▶ [What is required]
Extract the full set of records, then give each one again exactly.

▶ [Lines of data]
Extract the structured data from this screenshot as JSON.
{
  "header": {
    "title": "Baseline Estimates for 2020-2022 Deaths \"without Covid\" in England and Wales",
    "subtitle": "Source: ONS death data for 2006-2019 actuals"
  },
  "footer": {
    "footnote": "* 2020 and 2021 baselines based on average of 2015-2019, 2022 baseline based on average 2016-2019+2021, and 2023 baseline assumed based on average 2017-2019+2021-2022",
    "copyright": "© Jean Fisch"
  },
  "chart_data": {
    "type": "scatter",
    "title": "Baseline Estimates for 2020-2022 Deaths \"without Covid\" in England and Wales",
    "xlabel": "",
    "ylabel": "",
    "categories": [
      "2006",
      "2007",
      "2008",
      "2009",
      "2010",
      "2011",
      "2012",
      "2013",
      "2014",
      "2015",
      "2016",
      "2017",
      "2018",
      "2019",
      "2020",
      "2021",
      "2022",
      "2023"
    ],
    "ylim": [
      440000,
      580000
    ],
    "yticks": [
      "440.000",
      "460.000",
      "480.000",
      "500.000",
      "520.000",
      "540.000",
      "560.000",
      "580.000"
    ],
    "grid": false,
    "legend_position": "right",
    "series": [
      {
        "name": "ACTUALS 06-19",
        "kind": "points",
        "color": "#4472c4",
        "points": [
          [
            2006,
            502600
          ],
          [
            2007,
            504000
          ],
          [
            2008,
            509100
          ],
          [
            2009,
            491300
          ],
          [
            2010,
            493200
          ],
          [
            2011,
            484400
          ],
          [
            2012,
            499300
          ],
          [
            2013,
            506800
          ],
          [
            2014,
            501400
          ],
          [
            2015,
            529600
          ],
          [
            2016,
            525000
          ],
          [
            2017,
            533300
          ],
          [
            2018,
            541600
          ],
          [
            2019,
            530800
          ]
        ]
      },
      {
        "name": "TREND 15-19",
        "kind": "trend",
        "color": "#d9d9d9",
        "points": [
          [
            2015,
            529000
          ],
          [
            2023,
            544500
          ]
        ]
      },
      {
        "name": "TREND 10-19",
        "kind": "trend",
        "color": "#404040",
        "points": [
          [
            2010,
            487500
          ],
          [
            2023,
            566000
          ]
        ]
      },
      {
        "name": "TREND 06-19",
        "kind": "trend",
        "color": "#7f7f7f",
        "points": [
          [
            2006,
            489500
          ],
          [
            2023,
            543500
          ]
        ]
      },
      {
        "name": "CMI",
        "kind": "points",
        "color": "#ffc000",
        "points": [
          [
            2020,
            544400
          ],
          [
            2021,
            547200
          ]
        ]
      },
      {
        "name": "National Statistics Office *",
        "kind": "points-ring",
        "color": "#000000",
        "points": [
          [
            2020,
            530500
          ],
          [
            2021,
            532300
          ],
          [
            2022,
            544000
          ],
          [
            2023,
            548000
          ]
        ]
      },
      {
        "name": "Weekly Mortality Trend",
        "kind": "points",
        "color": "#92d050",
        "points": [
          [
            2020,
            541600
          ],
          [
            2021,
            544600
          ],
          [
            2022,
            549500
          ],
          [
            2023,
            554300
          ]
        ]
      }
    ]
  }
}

▶ [Answer to the exercise]
Extract the structured data from this screenshot as JSON.
{
  "header": {
    "title": "Baseline Estimates for 2020-2022 Deaths \"without Covid\" in England and Wales",
    "subtitle": "Source: ONS death data for 2006-2019 actuals"
  },
  "footer": {
    "footnote": "* 2020 and 2021 baselines based on average of 2015-2019, 2022 baseline based on average 2016-2019+2021, and 2023 baseline assumed based on average 2017-2019+2021-2022",
    "copyright": "© Jean Fisch"
  },
  "chart_data": {
    "type": "scatter",
    "title": "Baseline Estimates for 2020-2022 Deaths \"without Covid\" in England and Wales",
    "xlabel": "",
    "ylabel": "",
    "categories": [
      "2006",
      "2007",
      "2008",
      "2009",
      "2010",
      "2011",
      "2012",
      "2013",
      "2014",
      "2015",
      "2016",
      "2017",
      "2018",
      "2019",
      "2020",
      "2021",
      "2022",
      "2023"
    ],
    "ylim": [
      440000,
      580000
    ],
    "yticks": [
      "440.000",
      "460.000",
      "480.000",
      "500.000",
      "520.000",
      "540.000",
      "560.000",
      "580.000"
    ],
    "grid": false,
    "legend_position": "right",
    "series": [
      {
        "name": "ACTUALS 06-19",
        "kind": "points",
        "color": "#4472c4",
        "points": [
          [
            2006,
            502600
          ],
          [
            2007,
            504000
          ],
          [
            2008,
            509100
          ],
          [
            2009,
            491300
          ],
          [
            2010,
            493200
          ],
          [
            2011,
            484400
          ],
          [
            2012,
            499300
          ],
          [
            2013,
            506800
          ],
          [
            2014,
            501400
          ],
          [
            2015,
            529600
          ],
          [
            2016,
            525000
          ],
          [
            2017,
            533300
          ],
          [
            2018,
            541600
          ],
          [
            2019,
            530800
          ]
        ]
      },
      {
        "name": "TREND 15-19",
        "kind": "trend",
        "color": "#d9d9d9",
        "points": [
          [
            2015,
            529000
          ],
          [
            2023,
            544500
          ]
        ]
      },
      {
        "name": "TREND 10-19",
        "kind": "trend",
        "color": "#404040",
        "points": [
          [
            2010,
            487500
          ],
          [
            2023,
            566000
          ]
        ]
      },
      {
        "name": "TREND 06-19",
        "kind": "trend",
        "color": "#7f7f7f",
        "points": [
          [
            2006,
            489500
          ],
          [
            2023,
            543500
          ]
        ]
      },
      {
        "name": "CMI",
        "kind": "points",
        "color": "#ffc000",
        "points": [
          [
            2020,
            544400
          ],
          [
            2021,
            547200
          ]
        ]
      },
      {
        "name": "National Statistics Office *",
        "kind": "points-ring",
        "color": "#000000",
        "points": [
          [
            2020,
            530500
          ],
          [
            2021,
            532300
          ],
          [
            2022,
            544000
          ],
          [
            2023,
            548000
          ]
        ]
      },
      {
        "name": "Weekly Mortality Trend",
        "kind": "points",
        "color": "#92d050",
        "points": [
          [
            2020,
            541600
          ],
          [
            2021,
            544600
          ],
          [
            2022,
            549500
          ],
          [
            2023,
            554300
          ]
        ]
      }
    ]
  }
}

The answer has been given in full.